Collected data entries:
########
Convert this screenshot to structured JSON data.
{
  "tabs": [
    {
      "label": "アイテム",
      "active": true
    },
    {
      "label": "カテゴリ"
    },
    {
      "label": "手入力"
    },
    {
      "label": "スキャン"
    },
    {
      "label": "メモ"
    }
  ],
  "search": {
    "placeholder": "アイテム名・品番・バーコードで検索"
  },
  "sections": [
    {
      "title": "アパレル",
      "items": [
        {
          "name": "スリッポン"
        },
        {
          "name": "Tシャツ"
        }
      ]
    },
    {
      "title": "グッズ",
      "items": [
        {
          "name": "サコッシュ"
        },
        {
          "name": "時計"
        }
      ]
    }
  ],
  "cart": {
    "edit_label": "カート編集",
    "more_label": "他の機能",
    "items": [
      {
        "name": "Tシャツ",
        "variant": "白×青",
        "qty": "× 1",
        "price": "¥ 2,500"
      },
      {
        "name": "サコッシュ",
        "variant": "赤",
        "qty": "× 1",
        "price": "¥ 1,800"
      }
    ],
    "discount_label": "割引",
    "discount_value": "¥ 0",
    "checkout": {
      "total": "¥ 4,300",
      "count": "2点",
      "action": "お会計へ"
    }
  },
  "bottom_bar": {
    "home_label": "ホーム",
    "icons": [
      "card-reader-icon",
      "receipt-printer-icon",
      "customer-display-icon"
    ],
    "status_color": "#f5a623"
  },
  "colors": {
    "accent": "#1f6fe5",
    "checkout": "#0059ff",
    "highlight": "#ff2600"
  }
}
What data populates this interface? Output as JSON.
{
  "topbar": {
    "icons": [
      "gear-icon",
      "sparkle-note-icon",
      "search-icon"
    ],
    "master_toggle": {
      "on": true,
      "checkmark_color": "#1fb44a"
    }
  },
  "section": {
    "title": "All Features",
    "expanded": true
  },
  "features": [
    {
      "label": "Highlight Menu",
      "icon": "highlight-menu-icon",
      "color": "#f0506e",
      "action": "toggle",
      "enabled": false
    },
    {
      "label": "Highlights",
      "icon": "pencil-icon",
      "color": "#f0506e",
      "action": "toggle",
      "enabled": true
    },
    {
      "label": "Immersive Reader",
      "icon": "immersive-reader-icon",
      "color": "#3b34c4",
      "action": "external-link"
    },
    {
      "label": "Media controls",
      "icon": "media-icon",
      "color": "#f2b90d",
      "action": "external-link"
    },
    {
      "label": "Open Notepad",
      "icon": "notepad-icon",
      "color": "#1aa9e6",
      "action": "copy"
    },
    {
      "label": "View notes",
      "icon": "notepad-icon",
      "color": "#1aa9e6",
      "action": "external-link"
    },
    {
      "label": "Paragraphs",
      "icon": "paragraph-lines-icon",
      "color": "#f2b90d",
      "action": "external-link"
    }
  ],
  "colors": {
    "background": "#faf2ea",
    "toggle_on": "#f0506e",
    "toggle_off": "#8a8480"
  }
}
########
◆ **Your task**
Your answer should consist only of the lines from the one with "What data populates" through the end of the data above, reproduced exactly.

◆ **Result for this task**
What data populates this interface? Output as JSON.
{
  "topbar": {
    "icons": [
      "gear-icon",
      "sparkle-note-icon",
      "search-icon"
    ],
    "master_toggle": {
      "on": true,
      "checkmark_color": "#1fb44a"
    }
  },
  "section": {
    "title": "All Features",
    "expanded": true
  },
  "features": [
    {
      "label": "Highlight Menu",
      "icon": "highlight-menu-icon",
      "color": "#f0506e",
      "action": "toggle",
      "enabled": false
    },
    {
      "label": "Highlights",
      "icon": "pencil-icon",
      "color": "#f0506e",
      "action": "toggle",
      "enabled": true
    },
    {
      "label": "Immersive Reader",
      "icon": "immersive-reader-icon",
      "color": "#3b34c4",
      "action": "external-link"
    },
    {
      "label": "Media controls",
      "icon": "media-icon",
      "color": "#f2b90d",
      "action": "external-link"
    },
    {
      "label": "Open Notepad",
      "icon": "notepad-icon",
      "color": "#1aa9e6",
      "action": "copy"
    },
    {
      "label": "View notes",
      "icon": "notepad-icon",
      "color": "#1aa9e6",
      "action": "external-link"
    },
    {
      "label": "Paragraphs",
      "icon": "paragraph-lines-icon",
      "color": "#f2b90d",
      "action": "external-link"
    }
  ],
  "colors": {
    "background": "#faf2ea",
    "toggle_on": "#f0506e",
    "toggle_off": "#8a8480"
  }
}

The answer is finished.